Work required =
Give the part of the material that opens with the line containing "translation-title-line: Der Sang" and closes with the line containing "edition-row: 1863AugTwentieth500 bbox=[1180, 1414, 2231, 1474]" as a JSON list of strings, one string per line, with both of those lines included and blank lines omitted.

Image region annotations:
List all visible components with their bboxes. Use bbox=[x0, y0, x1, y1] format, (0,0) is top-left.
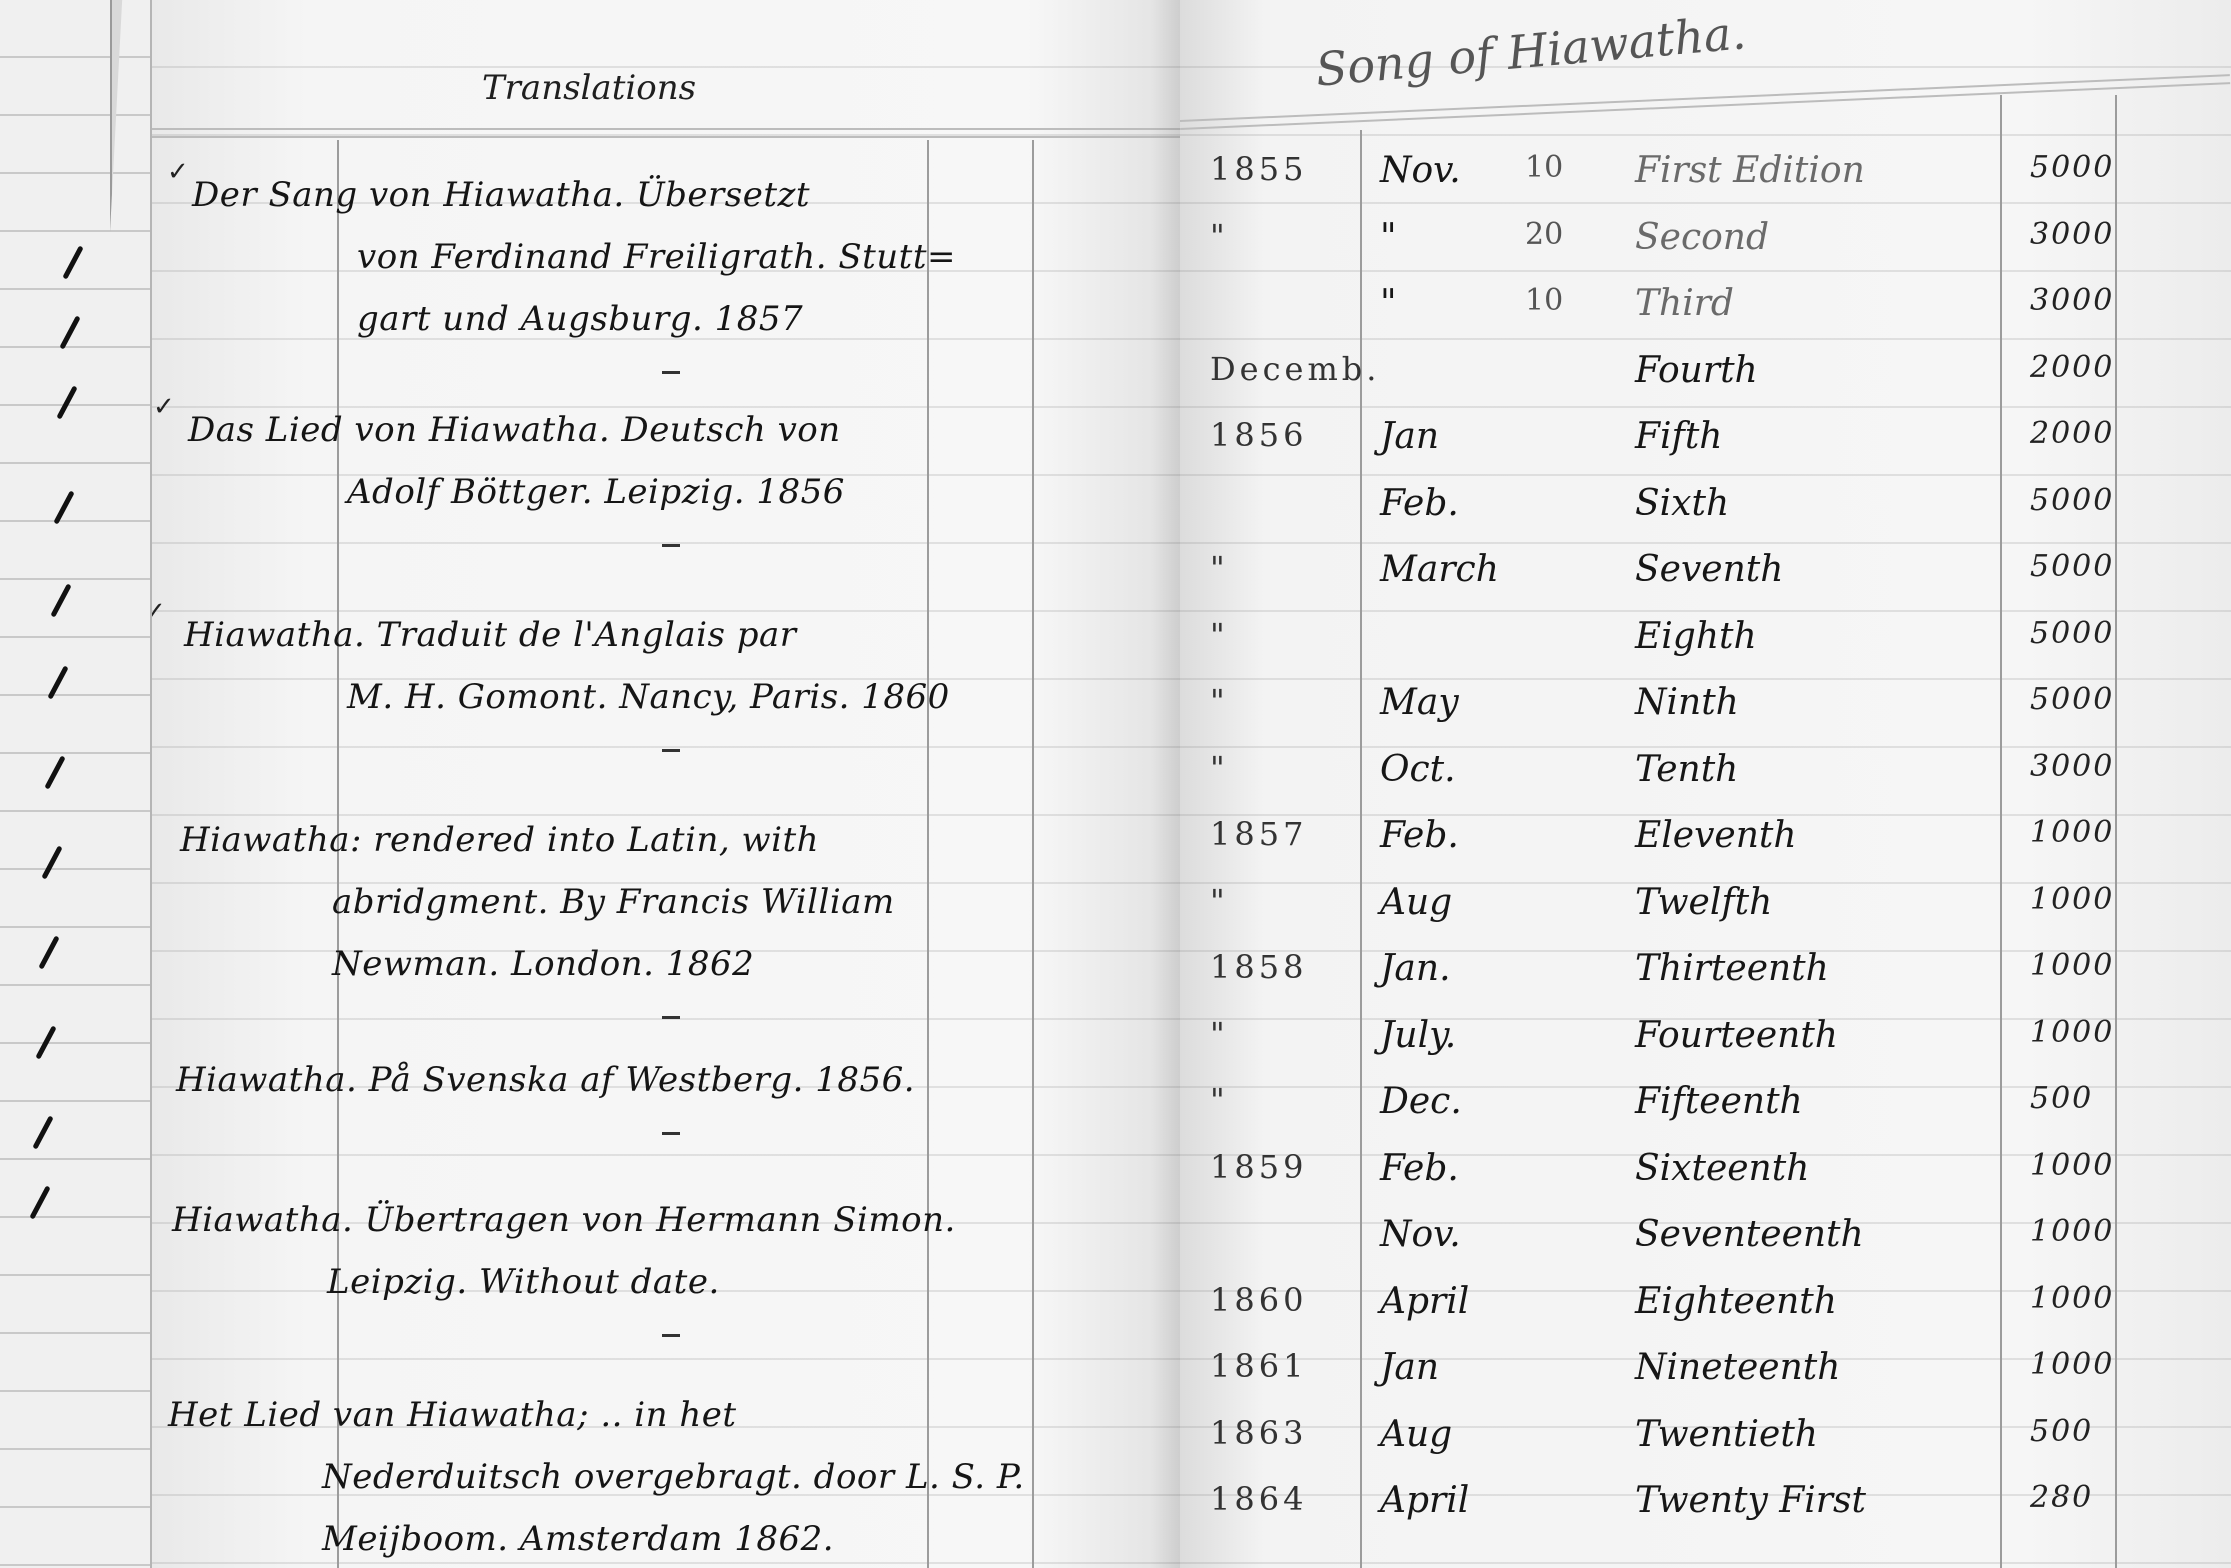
translation-title-line: Der Sang von Hiawatha. Übersetzt bbox=[192, 175, 810, 215]
translation-detail-line: gart und Augsburg. 1857 bbox=[357, 299, 803, 339]
edition-month: March bbox=[1380, 549, 1499, 590]
translation-detail-line: M. H. Gomont. Nancy, Paris. 1860 bbox=[347, 677, 950, 717]
edition-name: Fifth bbox=[1635, 416, 1722, 457]
edition-name: Twentieth bbox=[1635, 1414, 1818, 1455]
edition-row: 1856JanFifth2000 bbox=[1180, 416, 2231, 476]
edition-copies: 3000 bbox=[2030, 283, 2114, 318]
edition-year: 1860 bbox=[1210, 1281, 1307, 1319]
edition-month: Aug bbox=[1380, 1414, 1452, 1455]
translation-detail-line: von Ferdinand Freiligrath. Stutt= bbox=[357, 237, 956, 277]
edition-copies: 3000 bbox=[2030, 749, 2114, 784]
edition-year: " bbox=[1210, 217, 1229, 255]
edition-month: " bbox=[1380, 283, 1397, 324]
edition-month: Feb. bbox=[1380, 1148, 1459, 1189]
edition-year: 1856 bbox=[1210, 416, 1307, 454]
edition-row: Feb.Sixth5000 bbox=[1180, 483, 2231, 543]
edition-copies: 1000 bbox=[2030, 882, 2114, 917]
edition-copies: 1000 bbox=[2030, 1148, 2114, 1183]
edition-name: Third bbox=[1635, 283, 1734, 324]
edition-year: " bbox=[1210, 1081, 1229, 1119]
edition-year: Decemb. bbox=[1210, 350, 1380, 388]
translation-title-line: Das Lied von Hiawatha. Deutsch von bbox=[188, 410, 841, 450]
edition-name: Eighteenth bbox=[1635, 1281, 1837, 1322]
edition-copies: 5000 bbox=[2030, 682, 2114, 717]
entry-separator bbox=[662, 749, 680, 752]
edition-year: " bbox=[1210, 749, 1229, 787]
edition-name: Nineteenth bbox=[1635, 1347, 1840, 1388]
edition-row: "MarchSeventh5000 bbox=[1180, 549, 2231, 609]
translation-title-line: Hiawatha. Traduit de l'Anglais par bbox=[184, 615, 797, 655]
edition-month: Jan bbox=[1380, 416, 1439, 457]
check-mark-icon: ✓ bbox=[150, 597, 166, 627]
edition-copies: 500 bbox=[2030, 1414, 2093, 1449]
edition-month: Feb. bbox=[1380, 483, 1459, 524]
edition-year: 1859 bbox=[1210, 1148, 1307, 1186]
right-page: Song of Hiawatha. 1855Nov.10First Editio… bbox=[1180, 0, 2231, 1568]
edition-copies: 1000 bbox=[2030, 948, 2114, 983]
edition-day: 20 bbox=[1525, 217, 1563, 252]
translation-title-line: Hiawatha. Übertragen von Hermann Simon. bbox=[172, 1200, 956, 1240]
edition-row: 1857Feb.Eleventh1000 bbox=[1180, 815, 2231, 875]
check-mark-icon: ✓ bbox=[150, 802, 152, 832]
edition-row: 1863AugTwentieth500 bbox=[1180, 1414, 2231, 1474]
edition-row: 1864AprilTwenty First280 bbox=[1180, 1480, 2231, 1540]
edition-row: "MayNinth5000 bbox=[1180, 682, 2231, 742]
edition-copies: 2000 bbox=[2030, 350, 2114, 385]
edition-year: 1855 bbox=[1210, 150, 1307, 188]
edition-row: 1858Jan.Thirteenth1000 bbox=[1180, 948, 2231, 1008]
translation-title-line: Het Lied van Hiawatha; .. in het bbox=[168, 1395, 737, 1435]
edition-copies: 5000 bbox=[2030, 150, 2114, 185]
edition-year: " bbox=[1210, 882, 1229, 920]
edition-copies: 1000 bbox=[2030, 1281, 2114, 1316]
edition-name: Fourteenth bbox=[1635, 1015, 1838, 1056]
edition-row: 1861JanNineteenth1000 bbox=[1180, 1347, 2231, 1407]
edition-copies: 3000 bbox=[2030, 217, 2114, 252]
edition-copies: 1000 bbox=[2030, 1214, 2114, 1249]
edition-copies: 1000 bbox=[2030, 815, 2114, 850]
edition-month: Jan. bbox=[1380, 948, 1451, 989]
edition-month: " bbox=[1380, 217, 1397, 258]
edition-copies: 1000 bbox=[2030, 1015, 2114, 1050]
translation-detail-line: Meijboom. Amsterdam 1862. bbox=[322, 1519, 834, 1559]
edition-month: Nov. bbox=[1380, 1214, 1461, 1255]
edition-month: Oct. bbox=[1380, 749, 1456, 790]
edition-row: "Eighth5000 bbox=[1180, 616, 2231, 676]
edition-year: " bbox=[1210, 682, 1229, 720]
edition-name: Eleventh bbox=[1635, 815, 1797, 856]
left-page: Translations ✓Der Sang von Hiawatha. Übe… bbox=[150, 0, 1182, 1568]
edition-row: Decemb.Fourth2000 bbox=[1180, 350, 2231, 410]
edition-row: ""20Second3000 bbox=[1180, 217, 2231, 277]
edition-row: 1855Nov.10First Edition5000 bbox=[1180, 150, 2231, 210]
edition-month: Aug bbox=[1380, 882, 1452, 923]
edition-month: Dec. bbox=[1380, 1081, 1462, 1122]
edition-copies: 5000 bbox=[2030, 483, 2114, 518]
edition-year: " bbox=[1210, 1015, 1229, 1053]
edition-name: Sixth bbox=[1635, 483, 1729, 524]
edition-row: "10Third3000 bbox=[1180, 283, 2231, 343]
edition-month: May bbox=[1380, 682, 1459, 723]
edition-name: Sixteenth bbox=[1635, 1148, 1809, 1189]
edition-copies: 1000 bbox=[2030, 1347, 2114, 1382]
edition-year: 1864 bbox=[1210, 1480, 1307, 1518]
edition-name: Fourth bbox=[1635, 350, 1758, 391]
edition-row: Nov.Seventeenth1000 bbox=[1180, 1214, 2231, 1274]
edition-month: Feb. bbox=[1380, 815, 1459, 856]
page-title-translations: Translations bbox=[482, 68, 696, 108]
edition-year: " bbox=[1210, 549, 1229, 587]
edition-name: Fifteenth bbox=[1635, 1081, 1803, 1122]
entry-separator bbox=[662, 1334, 680, 1337]
translation-detail-line: Adolf Böttger. Leipzig. 1856 bbox=[347, 472, 845, 512]
translation-detail-line: Leipzig. Without date. bbox=[327, 1262, 720, 1302]
edition-month: April bbox=[1380, 1281, 1469, 1322]
edition-month: Jan bbox=[1380, 1347, 1439, 1388]
edition-row: "Oct.Tenth3000 bbox=[1180, 749, 2231, 809]
edition-name: Thirteenth bbox=[1635, 948, 1829, 989]
edition-year: 1863 bbox=[1210, 1414, 1307, 1452]
edition-name: Twenty First bbox=[1635, 1480, 1866, 1521]
edition-row: 1860AprilEighteenth1000 bbox=[1180, 1281, 2231, 1341]
edition-year: 1858 bbox=[1210, 948, 1307, 986]
translation-detail-line: Newman. London. 1862 bbox=[332, 944, 754, 984]
edition-name: Seventeenth bbox=[1635, 1214, 1864, 1255]
edition-year: 1861 bbox=[1210, 1347, 1307, 1385]
edition-copies: 500 bbox=[2030, 1081, 2093, 1116]
ruled-lines bbox=[152, 0, 1182, 1568]
edition-month: July. bbox=[1380, 1015, 1456, 1056]
edition-copies: 280 bbox=[2030, 1480, 2093, 1515]
edition-row: "Dec.Fifteenth500 bbox=[1180, 1081, 2231, 1141]
edition-name: Tenth bbox=[1635, 749, 1738, 790]
edition-month: Nov. bbox=[1380, 150, 1461, 191]
edition-name: Second bbox=[1635, 217, 1769, 258]
column-rule bbox=[1032, 140, 1034, 1568]
entry-separator bbox=[662, 1016, 680, 1019]
entry-separator bbox=[662, 371, 680, 374]
check-mark-icon: ✓ bbox=[167, 157, 189, 187]
column-rule bbox=[927, 140, 929, 1568]
edition-copies: 5000 bbox=[2030, 616, 2114, 651]
check-mark-icon: ✓ bbox=[153, 392, 175, 422]
edition-row: "July.Fourteenth1000 bbox=[1180, 1015, 2231, 1075]
translation-title-line: Hiawatha. På Svenska af Westberg. 1856. bbox=[176, 1060, 915, 1100]
edition-year: 1857 bbox=[1210, 815, 1307, 853]
edition-name: Twelfth bbox=[1635, 882, 1772, 923]
edition-day: 10 bbox=[1525, 283, 1563, 318]
edition-name: Ninth bbox=[1635, 682, 1739, 723]
edition-year: " bbox=[1210, 616, 1229, 654]
translation-detail-line: abridgment. By Francis William bbox=[332, 882, 895, 922]
translation-title-line: Hiawatha: rendered into Latin, with bbox=[180, 820, 819, 860]
entry-separator bbox=[662, 1132, 680, 1135]
header-rule bbox=[152, 128, 1182, 138]
edition-name: First Edition bbox=[1635, 150, 1865, 191]
edition-day: 10 bbox=[1525, 150, 1563, 185]
edition-row: "AugTwelfth1000 bbox=[1180, 882, 2231, 942]
edition-month: April bbox=[1380, 1480, 1469, 1521]
edition-row: 1859Feb.Sixteenth1000 bbox=[1180, 1148, 2231, 1208]
edition-copies: 5000 bbox=[2030, 549, 2114, 584]
edition-copies: 2000 bbox=[2030, 416, 2114, 451]
translation-detail-line: Nederduitsch overgebragt. door L. S. P. bbox=[322, 1457, 1025, 1497]
edition-name: Seventh bbox=[1635, 549, 1783, 590]
entry-separator bbox=[662, 544, 680, 547]
edition-name: Eighth bbox=[1635, 616, 1757, 657]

Result of the task =
[
  "translation-title-line: Der Sang von Hiawatha. Übersetzt bbox=[192, 175, 810, 215]",
  "translation-detail-line: gart und Augsburg. 1857 bbox=[357, 299, 803, 339]",
  "edition-month: March bbox=[1380, 549, 1499, 590]",
  "translation-detail-line: M. H. Gomont. Nancy, Paris. 1860 bbox=[347, 677, 950, 717]",
  "edition-name: Fifth bbox=[1635, 416, 1722, 457]",
  "edition-name: Twentieth bbox=[1635, 1414, 1818, 1455]",
  "edition-row: 1856JanFifth2000 bbox=[1180, 416, 2231, 476]",
  "edition-copies: 3000 bbox=[2030, 283, 2114, 318]",
  "edition-year: 1860 bbox=[1210, 1281, 1307, 1319]",
  "edition-month: Aug bbox=[1380, 1414, 1452, 1455]",
  "translation-detail-line: von Ferdinand Freiligrath. Stutt= bbox=[357, 237, 956, 277]",
  "edition-copies: 3000 bbox=[2030, 749, 2114, 784]",
  "edition-year: \" bbox=[1210, 217, 1229, 255]",
  "edition-month: \" bbox=[1380, 283, 1397, 324]",
  "edition-month: Feb. bbox=[1380, 1148, 1459, 1189]",
  "edition-year: 1856 bbox=[1210, 416, 1307, 454]",
  "edition-row: Feb.Sixth5000 bbox=[1180, 483, 2231, 543]",
  "edition-copies: 1000 bbox=[2030, 882, 2114, 917]",
  "edition-copies: 1000 bbox=[2030, 1148, 2114, 1183]",
  "edition-name: Third bbox=[1635, 283, 1734, 324]",
  "edition-year: \" bbox=[1210, 1081, 1229, 1119]",
  "edition-year: Decemb. bbox=[1210, 350, 1380, 388]",
  "translation-title-line: Das Lied von Hiawatha. Deutsch von bbox=[188, 410, 841, 450]",
  "edition-name: Eighteenth bbox=[1635, 1281, 1837, 1322]",
  "edition-copies: 5000 bbox=[2030, 682, 2114, 717]",
  "entry-separator bbox=[662, 749, 680, 752]",
  "edition-year: \" bbox=[1210, 749, 1229, 787]",
  "edition-name: Nineteenth bbox=[1635, 1347, 1840, 1388]",
  "edition-row: \"MarchSeventh5000 bbox=[1180, 549, 2231, 609]",
  "translation-title-line: Hiawatha. Traduit de l'Anglais par bbox=[184, 615, 797, 655]",
  "edition-month: Jan bbox=[1380, 416, 1439, 457]",
  "check-mark-icon: ✓ bbox=[150, 597, 166, 627]",
  "edition-copies: 500 bbox=[2030, 1414, 2093, 1449]",
  "edition-month: Feb. bbox=[1380, 483, 1459, 524]",
  "edition-year: 1859 bbox=[1210, 1148, 1307, 1186]",
  "right-page: Song of Hiawatha. 1855Nov.10First Editio… bbox=[1180, 0, 2231, 1568]",
  "edition-copies: 1000 bbox=[2030, 948, 2114, 983]",
  "edition-day: 20 bbox=[1525, 217, 1563, 252]",
  "translation-title-line: Hiawatha. Übertragen von Hermann Simon. bbox=[172, 1200, 956, 1240]",
  "edition-row: 1857Feb.Eleventh1000 bbox=[1180, 815, 2231, 875]",
  "check-mark-icon: ✓ bbox=[150, 802, 152, 832]",
  "edition-row: 1863AugTwentieth500 bbox=[1180, 1414, 2231, 1474]"
]